Document segment:
|---|

Surrender is something I’ve struggled with for a long time. For my entire life I’ve viewed surrender as something only the losers do, and then only if they’re too weak willed to die fighting. It was only shame, to me, to think of surrendering. You can probably imagine how much my world was rocked when I discovered that I had to surrender if I ever wanted anything approximating a good life.
See, it’s something that God requires of us. It isn’t optional. It seems logically counterintuitive that something so seemingly simple and easy like not fighting would be so difficult, but it is. I feel like fighting is in our blood as humans. And maybe it is. But we were never meant to fight these earthly battles on our own. We were created in the image of a good God who loves us and wants to fight for us.

|---|

Extracted entries:
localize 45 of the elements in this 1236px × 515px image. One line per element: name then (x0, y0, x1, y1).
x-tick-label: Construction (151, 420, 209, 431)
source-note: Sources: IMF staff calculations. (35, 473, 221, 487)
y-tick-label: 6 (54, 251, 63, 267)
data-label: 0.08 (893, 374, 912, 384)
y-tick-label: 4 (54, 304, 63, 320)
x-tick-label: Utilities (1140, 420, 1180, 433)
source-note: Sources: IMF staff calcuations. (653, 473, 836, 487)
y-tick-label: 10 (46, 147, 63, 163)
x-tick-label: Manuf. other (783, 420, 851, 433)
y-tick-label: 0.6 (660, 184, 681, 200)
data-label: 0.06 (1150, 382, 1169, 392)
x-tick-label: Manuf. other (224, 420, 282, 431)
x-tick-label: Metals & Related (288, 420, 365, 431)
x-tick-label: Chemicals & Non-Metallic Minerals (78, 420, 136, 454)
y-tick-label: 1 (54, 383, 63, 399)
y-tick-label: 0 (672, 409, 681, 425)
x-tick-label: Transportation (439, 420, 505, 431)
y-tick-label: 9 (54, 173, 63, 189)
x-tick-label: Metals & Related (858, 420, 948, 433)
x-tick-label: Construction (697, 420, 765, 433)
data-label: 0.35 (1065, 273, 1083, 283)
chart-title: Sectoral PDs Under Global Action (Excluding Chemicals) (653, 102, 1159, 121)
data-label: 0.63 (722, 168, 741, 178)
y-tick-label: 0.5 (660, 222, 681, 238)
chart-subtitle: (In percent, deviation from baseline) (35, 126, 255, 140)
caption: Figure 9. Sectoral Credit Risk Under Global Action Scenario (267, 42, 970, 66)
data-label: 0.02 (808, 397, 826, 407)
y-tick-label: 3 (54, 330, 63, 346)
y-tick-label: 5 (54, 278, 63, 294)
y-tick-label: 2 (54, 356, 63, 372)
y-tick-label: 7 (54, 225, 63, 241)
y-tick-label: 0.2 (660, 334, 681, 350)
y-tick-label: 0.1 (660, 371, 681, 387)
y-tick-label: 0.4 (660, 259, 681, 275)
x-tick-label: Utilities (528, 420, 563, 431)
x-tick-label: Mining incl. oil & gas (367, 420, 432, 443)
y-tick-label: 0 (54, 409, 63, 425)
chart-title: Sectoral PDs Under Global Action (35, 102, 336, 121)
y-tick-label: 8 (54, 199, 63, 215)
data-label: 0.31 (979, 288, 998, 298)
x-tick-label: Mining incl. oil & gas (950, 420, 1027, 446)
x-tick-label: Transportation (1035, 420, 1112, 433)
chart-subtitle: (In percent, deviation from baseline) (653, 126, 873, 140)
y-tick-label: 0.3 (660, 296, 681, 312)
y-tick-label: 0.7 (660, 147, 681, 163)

|---|

Exercise brief:
Can you quote the text on surrender from "Surrender is something" up to and including "a good life."? These rows come from a separate source.

Your response:
Surrender is something I’ve struggled with for a long time. For my entire life I’ve viewed surrender as something only the losers do, and then only if they’re too weak willed to die fighting. It was only shame, to me, to think of surrendering. You can probably imagine how much my world was rocked when I discovered that I had to surrender if I ever wanted anything approximating a good life.